## begin Input material
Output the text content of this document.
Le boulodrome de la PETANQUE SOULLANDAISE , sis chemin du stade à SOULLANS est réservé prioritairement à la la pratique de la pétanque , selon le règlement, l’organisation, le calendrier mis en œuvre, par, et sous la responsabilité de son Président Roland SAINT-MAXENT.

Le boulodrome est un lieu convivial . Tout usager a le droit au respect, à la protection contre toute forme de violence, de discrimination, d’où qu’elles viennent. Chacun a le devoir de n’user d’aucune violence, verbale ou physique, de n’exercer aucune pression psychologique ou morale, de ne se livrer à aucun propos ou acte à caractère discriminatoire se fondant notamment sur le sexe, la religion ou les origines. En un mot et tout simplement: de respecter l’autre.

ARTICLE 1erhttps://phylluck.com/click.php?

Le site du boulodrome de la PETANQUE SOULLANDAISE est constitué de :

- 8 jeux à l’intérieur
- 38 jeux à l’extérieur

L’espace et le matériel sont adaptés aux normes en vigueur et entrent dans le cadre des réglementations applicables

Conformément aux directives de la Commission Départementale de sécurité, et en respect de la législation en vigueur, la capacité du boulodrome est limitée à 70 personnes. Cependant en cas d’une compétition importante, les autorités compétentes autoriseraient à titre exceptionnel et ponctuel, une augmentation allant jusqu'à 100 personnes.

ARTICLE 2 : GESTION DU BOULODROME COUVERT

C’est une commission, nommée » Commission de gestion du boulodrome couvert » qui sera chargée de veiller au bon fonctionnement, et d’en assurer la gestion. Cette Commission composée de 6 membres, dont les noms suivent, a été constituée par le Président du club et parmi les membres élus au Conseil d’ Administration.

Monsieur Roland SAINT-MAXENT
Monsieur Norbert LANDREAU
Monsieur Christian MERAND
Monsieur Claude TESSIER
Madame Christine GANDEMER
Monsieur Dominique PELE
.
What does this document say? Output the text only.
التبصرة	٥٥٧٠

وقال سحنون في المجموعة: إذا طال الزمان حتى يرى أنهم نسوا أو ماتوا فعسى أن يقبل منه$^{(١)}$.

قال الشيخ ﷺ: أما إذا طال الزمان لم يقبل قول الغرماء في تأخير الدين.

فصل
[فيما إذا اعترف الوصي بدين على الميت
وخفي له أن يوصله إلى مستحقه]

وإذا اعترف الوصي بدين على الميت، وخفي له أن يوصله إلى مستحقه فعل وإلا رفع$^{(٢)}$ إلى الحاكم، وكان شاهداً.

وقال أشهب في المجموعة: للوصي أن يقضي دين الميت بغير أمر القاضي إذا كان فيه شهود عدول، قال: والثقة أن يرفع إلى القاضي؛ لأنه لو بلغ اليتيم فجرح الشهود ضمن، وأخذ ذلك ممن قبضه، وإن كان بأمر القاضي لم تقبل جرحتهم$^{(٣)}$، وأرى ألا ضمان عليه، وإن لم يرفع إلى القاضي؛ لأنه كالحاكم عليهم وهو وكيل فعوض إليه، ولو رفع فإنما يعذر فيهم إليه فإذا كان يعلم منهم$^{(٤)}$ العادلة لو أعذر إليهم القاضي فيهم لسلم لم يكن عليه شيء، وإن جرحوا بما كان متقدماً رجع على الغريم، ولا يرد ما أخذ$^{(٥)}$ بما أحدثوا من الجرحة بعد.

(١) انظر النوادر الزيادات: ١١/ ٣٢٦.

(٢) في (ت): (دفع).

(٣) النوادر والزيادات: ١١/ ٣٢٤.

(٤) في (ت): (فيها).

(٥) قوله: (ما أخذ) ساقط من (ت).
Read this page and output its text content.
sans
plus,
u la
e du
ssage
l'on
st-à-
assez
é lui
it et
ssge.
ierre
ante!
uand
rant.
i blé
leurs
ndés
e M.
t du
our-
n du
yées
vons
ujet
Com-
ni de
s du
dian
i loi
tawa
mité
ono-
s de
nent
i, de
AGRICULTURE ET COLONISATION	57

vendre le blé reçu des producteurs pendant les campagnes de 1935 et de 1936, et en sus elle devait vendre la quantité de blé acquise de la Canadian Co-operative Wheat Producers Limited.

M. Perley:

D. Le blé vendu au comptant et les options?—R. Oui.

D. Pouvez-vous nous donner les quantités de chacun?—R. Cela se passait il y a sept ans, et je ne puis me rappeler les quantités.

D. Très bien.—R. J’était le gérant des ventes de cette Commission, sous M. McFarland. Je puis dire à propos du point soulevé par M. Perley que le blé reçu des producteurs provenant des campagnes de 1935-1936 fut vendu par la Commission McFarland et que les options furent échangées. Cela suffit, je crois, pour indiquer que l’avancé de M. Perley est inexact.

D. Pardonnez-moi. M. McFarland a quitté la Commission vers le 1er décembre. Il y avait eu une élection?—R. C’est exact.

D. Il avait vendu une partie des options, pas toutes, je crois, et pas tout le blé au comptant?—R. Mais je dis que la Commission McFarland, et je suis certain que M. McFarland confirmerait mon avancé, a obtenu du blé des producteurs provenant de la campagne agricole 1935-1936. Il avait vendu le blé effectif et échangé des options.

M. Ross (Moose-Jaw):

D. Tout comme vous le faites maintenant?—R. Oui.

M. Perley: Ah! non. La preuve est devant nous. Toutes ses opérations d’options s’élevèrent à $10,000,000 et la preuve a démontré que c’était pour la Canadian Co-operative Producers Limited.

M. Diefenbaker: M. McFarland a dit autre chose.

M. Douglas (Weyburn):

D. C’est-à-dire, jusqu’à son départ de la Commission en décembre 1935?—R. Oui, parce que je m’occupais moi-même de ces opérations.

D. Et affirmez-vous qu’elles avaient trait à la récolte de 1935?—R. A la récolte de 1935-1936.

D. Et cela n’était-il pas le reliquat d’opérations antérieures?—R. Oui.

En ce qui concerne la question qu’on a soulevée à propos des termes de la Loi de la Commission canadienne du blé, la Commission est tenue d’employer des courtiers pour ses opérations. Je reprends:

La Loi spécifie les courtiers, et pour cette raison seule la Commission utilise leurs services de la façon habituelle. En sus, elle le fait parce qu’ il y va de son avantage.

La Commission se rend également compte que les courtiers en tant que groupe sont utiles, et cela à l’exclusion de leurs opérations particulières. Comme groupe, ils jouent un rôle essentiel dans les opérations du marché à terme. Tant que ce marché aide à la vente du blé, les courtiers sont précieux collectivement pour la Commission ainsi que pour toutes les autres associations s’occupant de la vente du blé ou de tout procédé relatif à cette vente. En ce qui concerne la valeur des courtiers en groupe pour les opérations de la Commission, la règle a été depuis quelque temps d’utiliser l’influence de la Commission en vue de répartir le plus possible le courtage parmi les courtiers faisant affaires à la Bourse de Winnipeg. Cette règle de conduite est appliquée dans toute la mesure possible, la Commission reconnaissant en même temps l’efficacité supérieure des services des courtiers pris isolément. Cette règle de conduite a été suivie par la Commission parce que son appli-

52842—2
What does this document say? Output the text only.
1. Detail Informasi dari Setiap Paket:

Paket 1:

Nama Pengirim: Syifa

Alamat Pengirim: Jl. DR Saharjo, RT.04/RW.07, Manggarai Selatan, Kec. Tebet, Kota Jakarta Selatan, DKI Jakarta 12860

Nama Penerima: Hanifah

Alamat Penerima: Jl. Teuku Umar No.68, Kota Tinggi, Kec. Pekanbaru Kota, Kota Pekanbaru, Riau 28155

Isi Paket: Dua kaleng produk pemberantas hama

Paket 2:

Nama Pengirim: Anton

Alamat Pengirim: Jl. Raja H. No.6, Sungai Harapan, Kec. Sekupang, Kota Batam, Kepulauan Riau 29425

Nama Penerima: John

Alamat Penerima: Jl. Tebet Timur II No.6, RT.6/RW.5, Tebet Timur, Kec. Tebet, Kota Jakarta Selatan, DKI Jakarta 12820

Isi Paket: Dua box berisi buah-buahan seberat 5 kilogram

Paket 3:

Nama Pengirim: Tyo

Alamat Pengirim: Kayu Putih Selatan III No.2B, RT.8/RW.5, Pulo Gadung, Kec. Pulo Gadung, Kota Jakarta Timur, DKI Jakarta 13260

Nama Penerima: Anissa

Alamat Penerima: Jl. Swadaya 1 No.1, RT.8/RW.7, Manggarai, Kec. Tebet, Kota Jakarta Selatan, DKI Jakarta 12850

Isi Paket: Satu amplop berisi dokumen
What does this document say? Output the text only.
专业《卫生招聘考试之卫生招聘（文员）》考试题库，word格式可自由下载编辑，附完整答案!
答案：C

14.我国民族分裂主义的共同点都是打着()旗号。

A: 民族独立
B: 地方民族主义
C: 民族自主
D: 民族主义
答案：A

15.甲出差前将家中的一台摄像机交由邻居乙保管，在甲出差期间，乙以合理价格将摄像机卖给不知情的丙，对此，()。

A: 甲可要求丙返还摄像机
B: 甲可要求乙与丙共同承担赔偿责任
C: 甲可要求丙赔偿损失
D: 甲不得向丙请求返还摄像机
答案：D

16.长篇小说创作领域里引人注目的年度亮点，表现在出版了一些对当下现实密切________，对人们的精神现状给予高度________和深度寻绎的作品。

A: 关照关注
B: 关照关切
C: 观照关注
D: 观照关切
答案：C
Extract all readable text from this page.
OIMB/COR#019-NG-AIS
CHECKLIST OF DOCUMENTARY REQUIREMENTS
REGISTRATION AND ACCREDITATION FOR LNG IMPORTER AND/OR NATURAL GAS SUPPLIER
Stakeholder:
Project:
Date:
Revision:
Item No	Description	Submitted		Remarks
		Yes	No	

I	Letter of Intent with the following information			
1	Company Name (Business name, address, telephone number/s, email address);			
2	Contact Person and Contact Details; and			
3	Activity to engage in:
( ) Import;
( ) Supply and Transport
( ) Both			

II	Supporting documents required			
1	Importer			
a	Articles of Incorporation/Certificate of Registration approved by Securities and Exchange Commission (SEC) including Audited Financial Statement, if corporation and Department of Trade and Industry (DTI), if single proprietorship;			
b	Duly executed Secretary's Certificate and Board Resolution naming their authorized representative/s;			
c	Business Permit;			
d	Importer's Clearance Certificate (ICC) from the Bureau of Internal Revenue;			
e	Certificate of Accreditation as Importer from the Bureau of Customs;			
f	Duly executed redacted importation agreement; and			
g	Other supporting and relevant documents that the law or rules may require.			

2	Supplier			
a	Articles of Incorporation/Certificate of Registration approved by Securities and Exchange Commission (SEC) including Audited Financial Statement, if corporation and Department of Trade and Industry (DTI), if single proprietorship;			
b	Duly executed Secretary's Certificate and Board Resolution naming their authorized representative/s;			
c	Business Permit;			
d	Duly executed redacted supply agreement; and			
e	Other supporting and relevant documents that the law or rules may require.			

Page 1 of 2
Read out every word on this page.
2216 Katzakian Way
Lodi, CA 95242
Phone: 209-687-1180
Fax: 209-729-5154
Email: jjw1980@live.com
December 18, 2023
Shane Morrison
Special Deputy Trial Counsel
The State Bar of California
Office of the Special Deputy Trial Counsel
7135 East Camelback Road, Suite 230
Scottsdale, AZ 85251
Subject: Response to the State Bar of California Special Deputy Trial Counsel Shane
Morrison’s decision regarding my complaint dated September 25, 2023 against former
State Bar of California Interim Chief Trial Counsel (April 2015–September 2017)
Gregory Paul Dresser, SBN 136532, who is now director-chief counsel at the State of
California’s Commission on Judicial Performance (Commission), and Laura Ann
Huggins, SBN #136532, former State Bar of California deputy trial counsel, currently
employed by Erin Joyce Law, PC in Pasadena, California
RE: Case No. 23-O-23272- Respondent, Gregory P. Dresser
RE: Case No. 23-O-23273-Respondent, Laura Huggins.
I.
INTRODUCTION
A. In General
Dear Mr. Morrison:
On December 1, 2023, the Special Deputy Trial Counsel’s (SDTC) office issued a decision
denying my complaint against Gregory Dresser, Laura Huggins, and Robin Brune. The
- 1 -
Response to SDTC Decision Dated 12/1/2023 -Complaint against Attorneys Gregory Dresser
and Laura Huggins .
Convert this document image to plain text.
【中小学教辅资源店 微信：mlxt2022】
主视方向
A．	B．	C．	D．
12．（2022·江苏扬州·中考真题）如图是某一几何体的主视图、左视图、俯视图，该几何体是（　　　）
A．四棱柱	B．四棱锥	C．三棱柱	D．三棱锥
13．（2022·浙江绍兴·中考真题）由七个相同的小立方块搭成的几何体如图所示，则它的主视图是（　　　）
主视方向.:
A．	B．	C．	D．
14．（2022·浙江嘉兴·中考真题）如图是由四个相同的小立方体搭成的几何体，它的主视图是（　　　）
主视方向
## end Input material
*Required work*
Take the lines above from the one holding "Convert this document image to plain text." to the last and output them exactly.

*Expected answer*
Convert this document image to plain text.
【中小学教辅资源店 微信：mlxt2022】
主视方向
A．	B．	C．	D．
12．（2022·江苏扬州·中考真题）如图是某一几何体的主视图、左视图、俯视图，该几何体是（　　　）
A．四棱柱	B．四棱锥	C．三棱柱	D．三棱锥
13．（2022·浙江绍兴·中考真题）由七个相同的小立方块搭成的几何体如图所示，则它的主视图是（　　　）
主视方向.:
A．	B．	C．	D．
14．（2022·浙江嘉兴·中考真题）如图是由四个相同的小立方体搭成的几何体，它的主视图是（　　　）
主视方向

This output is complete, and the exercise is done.